--- Start ---
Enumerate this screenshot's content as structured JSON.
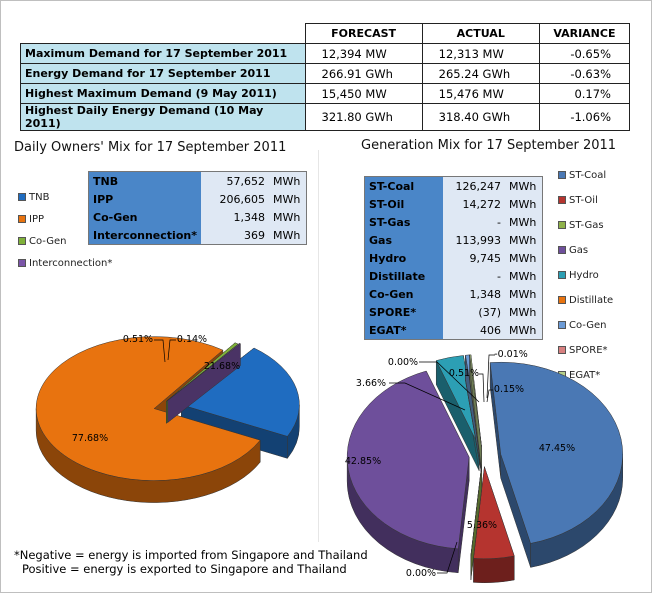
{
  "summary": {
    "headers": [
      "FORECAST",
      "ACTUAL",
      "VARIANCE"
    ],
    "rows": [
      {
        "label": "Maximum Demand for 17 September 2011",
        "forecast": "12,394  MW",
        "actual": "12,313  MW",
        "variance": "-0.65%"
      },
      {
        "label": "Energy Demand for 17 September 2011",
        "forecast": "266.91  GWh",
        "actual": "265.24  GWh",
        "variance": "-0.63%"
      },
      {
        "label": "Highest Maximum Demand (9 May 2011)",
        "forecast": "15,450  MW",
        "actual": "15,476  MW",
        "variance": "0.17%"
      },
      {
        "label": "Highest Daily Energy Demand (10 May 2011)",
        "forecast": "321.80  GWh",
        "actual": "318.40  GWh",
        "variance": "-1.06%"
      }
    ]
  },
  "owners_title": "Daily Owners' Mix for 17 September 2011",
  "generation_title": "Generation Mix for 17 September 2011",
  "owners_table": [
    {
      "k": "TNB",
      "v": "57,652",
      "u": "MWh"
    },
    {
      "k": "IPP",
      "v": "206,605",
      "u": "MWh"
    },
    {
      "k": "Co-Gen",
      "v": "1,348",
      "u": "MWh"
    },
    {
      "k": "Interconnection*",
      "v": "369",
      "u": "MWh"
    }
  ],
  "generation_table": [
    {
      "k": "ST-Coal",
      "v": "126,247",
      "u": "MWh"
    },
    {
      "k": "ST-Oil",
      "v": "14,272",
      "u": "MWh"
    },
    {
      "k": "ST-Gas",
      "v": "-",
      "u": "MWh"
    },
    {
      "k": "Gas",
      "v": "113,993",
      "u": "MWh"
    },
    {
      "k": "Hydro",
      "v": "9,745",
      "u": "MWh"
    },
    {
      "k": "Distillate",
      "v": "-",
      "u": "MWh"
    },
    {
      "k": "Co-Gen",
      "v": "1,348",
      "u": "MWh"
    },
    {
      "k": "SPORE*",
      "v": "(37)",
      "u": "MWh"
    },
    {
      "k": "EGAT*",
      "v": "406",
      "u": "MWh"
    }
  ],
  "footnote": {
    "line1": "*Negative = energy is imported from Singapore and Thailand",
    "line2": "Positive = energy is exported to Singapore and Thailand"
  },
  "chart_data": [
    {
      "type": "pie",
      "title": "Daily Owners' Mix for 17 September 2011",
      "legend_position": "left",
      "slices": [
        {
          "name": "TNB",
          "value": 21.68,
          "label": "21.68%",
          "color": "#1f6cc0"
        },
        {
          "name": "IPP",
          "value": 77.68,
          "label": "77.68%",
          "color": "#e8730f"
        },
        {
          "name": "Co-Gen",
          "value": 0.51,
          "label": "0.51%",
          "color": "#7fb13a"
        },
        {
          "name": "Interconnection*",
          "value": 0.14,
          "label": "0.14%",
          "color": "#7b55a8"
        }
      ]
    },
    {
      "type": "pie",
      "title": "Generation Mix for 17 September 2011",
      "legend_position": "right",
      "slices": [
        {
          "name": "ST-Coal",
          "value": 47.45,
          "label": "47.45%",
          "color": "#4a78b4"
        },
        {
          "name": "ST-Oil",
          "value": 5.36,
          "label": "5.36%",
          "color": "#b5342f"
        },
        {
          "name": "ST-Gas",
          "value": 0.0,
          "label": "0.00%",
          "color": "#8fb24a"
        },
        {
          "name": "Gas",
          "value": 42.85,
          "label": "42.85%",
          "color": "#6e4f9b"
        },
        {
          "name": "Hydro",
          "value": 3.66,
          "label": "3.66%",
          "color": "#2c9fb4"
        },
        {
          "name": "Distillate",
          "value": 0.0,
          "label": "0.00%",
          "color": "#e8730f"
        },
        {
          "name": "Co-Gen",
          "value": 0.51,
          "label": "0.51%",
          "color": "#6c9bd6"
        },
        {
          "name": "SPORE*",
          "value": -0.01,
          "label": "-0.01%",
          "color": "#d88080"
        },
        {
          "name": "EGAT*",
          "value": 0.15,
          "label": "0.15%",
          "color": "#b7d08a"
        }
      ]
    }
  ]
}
--- End ---
● TASK BRIEF
Keep only those lines of the records that hold "September", and return them.

● THE COMPLETED TASK
        "label": "Maximum Demand for 17 September 2011",
        "label": "Energy Demand for 17 September 2011",
  "owners_title": "Daily Owners' Mix for 17 September 2011",
  "generation_title": "Generation Mix for 17 September 2011",
      "title": "Daily Owners' Mix for 17 September 2011",
      "title": "Generation Mix for 17 September 2011",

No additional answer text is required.